● **What to work on**:
Write out each line exactly as it stands, please.

● **Data shown**:
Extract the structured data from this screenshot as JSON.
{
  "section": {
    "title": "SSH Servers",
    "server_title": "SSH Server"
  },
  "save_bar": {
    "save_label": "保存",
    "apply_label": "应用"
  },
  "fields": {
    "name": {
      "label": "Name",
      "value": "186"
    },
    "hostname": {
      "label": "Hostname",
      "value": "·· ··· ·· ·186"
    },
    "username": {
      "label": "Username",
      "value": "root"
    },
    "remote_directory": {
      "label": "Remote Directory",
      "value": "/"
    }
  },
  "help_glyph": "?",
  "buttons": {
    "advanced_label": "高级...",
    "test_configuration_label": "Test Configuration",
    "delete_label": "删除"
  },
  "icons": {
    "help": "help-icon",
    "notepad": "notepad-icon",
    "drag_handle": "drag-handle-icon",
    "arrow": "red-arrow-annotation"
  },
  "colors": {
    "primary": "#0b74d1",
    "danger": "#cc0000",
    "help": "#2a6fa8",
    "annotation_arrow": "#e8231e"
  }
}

● **Worked answer**:
Extract the structured data from this screenshot as JSON.
{
  "section": {
    "title": "SSH Servers",
    "server_title": "SSH Server"
  },
  "save_bar": {
    "save_label": "保存",
    "apply_label": "应用"
  },
  "fields": {
    "name": {
      "label": "Name",
      "value": "186"
    },
    "hostname": {
      "label": "Hostname",
      "value": "·· ··· ·· ·186"
    },
    "username": {
      "label": "Username",
      "value": "root"
    },
    "remote_directory": {
      "label": "Remote Directory",
      "value": "/"
    }
  },
  "help_glyph": "?",
  "buttons": {
    "advanced_label": "高级...",
    "test_configuration_label": "Test Configuration",
    "delete_label": "删除"
  },
  "icons": {
    "help": "help-icon",
    "notepad": "notepad-icon",
    "drag_handle": "drag-handle-icon",
    "arrow": "red-arrow-annotation"
  },
  "colors": {
    "primary": "#0b74d1",
    "danger": "#cc0000",
    "help": "#2a6fa8",
    "annotation_arrow": "#e8231e"
  }
}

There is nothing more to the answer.